Required work -> The entries that follow should be written out exactly.

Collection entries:
--*--

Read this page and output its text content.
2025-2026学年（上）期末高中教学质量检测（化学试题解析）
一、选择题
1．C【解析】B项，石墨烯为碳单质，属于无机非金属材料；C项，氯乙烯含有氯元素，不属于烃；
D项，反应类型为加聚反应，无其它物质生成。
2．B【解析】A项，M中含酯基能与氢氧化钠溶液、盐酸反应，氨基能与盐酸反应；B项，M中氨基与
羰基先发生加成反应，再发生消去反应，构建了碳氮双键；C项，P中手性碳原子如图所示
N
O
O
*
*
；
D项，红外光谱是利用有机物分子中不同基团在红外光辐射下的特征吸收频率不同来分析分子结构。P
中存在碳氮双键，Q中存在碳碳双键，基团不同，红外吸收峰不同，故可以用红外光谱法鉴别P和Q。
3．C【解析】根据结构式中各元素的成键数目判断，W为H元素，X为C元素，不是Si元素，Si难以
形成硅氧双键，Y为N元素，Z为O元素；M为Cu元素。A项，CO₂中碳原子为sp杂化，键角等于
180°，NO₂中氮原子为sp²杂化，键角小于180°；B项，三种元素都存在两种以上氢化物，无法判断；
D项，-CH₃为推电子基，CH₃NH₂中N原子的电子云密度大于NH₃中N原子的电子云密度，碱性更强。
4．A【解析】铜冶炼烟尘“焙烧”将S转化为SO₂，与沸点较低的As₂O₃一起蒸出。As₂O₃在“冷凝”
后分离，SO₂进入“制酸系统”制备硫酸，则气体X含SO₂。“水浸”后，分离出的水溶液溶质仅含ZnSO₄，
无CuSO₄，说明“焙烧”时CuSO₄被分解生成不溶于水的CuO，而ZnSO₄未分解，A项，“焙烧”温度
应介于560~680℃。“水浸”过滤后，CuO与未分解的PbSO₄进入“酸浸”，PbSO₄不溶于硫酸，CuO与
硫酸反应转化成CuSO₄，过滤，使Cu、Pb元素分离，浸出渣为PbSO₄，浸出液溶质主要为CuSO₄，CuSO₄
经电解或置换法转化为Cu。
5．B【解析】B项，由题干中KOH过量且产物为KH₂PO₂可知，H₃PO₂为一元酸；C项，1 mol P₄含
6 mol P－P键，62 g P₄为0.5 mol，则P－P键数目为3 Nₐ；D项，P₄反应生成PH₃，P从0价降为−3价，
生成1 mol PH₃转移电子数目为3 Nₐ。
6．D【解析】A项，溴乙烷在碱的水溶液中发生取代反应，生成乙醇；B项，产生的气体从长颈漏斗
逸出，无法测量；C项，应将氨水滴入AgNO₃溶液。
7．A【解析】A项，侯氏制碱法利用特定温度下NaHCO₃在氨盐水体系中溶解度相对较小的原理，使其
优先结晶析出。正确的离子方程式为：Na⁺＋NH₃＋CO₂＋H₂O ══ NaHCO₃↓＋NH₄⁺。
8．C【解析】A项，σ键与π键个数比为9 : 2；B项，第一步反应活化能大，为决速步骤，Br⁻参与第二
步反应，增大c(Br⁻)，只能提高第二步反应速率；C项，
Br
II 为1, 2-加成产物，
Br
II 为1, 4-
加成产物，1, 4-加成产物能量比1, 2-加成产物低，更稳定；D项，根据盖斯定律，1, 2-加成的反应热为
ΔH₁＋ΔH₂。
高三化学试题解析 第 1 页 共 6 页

--*--

In response ->
Read this page and output its text content.
2025-2026学年（上）期末高中教学质量检测（化学试题解析）
一、选择题
1．C【解析】B项，石墨烯为碳单质，属于无机非金属材料；C项，氯乙烯含有氯元素，不属于烃；
D项，反应类型为加聚反应，无其它物质生成。
2．B【解析】A项，M中含酯基能与氢氧化钠溶液、盐酸反应，氨基能与盐酸反应；B项，M中氨基与
羰基先发生加成反应，再发生消去反应，构建了碳氮双键；C项，P中手性碳原子如图所示
N
O
O
*
*
；
D项，红外光谱是利用有机物分子中不同基团在红外光辐射下的特征吸收频率不同来分析分子结构。P
中存在碳氮双键，Q中存在碳碳双键，基团不同，红外吸收峰不同，故可以用红外光谱法鉴别P和Q。
3．C【解析】根据结构式中各元素的成键数目判断，W为H元素，X为C元素，不是Si元素，Si难以
形成硅氧双键，Y为N元素，Z为O元素；M为Cu元素。A项，CO₂中碳原子为sp杂化，键角等于
180°，NO₂中氮原子为sp²杂化，键角小于180°；B项，三种元素都存在两种以上氢化物，无法判断；
D项，-CH₃为推电子基，CH₃NH₂中N原子的电子云密度大于NH₃中N原子的电子云密度，碱性更强。
4．A【解析】铜冶炼烟尘“焙烧”将S转化为SO₂，与沸点较低的As₂O₃一起蒸出。As₂O₃在“冷凝”
后分离，SO₂进入“制酸系统”制备硫酸，则气体X含SO₂。“水浸”后，分离出的水溶液溶质仅含ZnSO₄，
无CuSO₄，说明“焙烧”时CuSO₄被分解生成不溶于水的CuO，而ZnSO₄未分解，A项，“焙烧”温度
应介于560~680℃。“水浸”过滤后，CuO与未分解的PbSO₄进入“酸浸”，PbSO₄不溶于硫酸，CuO与
硫酸反应转化成CuSO₄，过滤，使Cu、Pb元素分离，浸出渣为PbSO₄，浸出液溶质主要为CuSO₄，CuSO₄
经电解或置换法转化为Cu。
5．B【解析】B项，由题干中KOH过量且产物为KH₂PO₂可知，H₃PO₂为一元酸；C项，1 mol P₄含
6 mol P－P键，62 g P₄为0.5 mol，则P－P键数目为3 Nₐ；D项，P₄反应生成PH₃，P从0价降为−3价，
生成1 mol PH₃转移电子数目为3 Nₐ。
6．D【解析】A项，溴乙烷在碱的水溶液中发生取代反应，生成乙醇；B项，产生的气体从长颈漏斗
逸出，无法测量；C项，应将氨水滴入AgNO₃溶液。
7．A【解析】A项，侯氏制碱法利用特定温度下NaHCO₃在氨盐水体系中溶解度相对较小的原理，使其
优先结晶析出。正确的离子方程式为：Na⁺＋NH₃＋CO₂＋H₂O ══ NaHCO₃↓＋NH₄⁺。
8．C【解析】A项，σ键与π键个数比为9 : 2；B项，第一步反应活化能大，为决速步骤，Br⁻参与第二
步反应，增大c(Br⁻)，只能提高第二步反应速率；C项，
Br
II 为1, 2-加成产物，
Br
II 为1, 4-
加成产物，1, 4-加成产物能量比1, 2-加成产物低，更稳定；D项，根据盖斯定律，1, 2-加成的反应热为
ΔH₁＋ΔH₂。
高三化学试题解析 第 1 页 共 6 页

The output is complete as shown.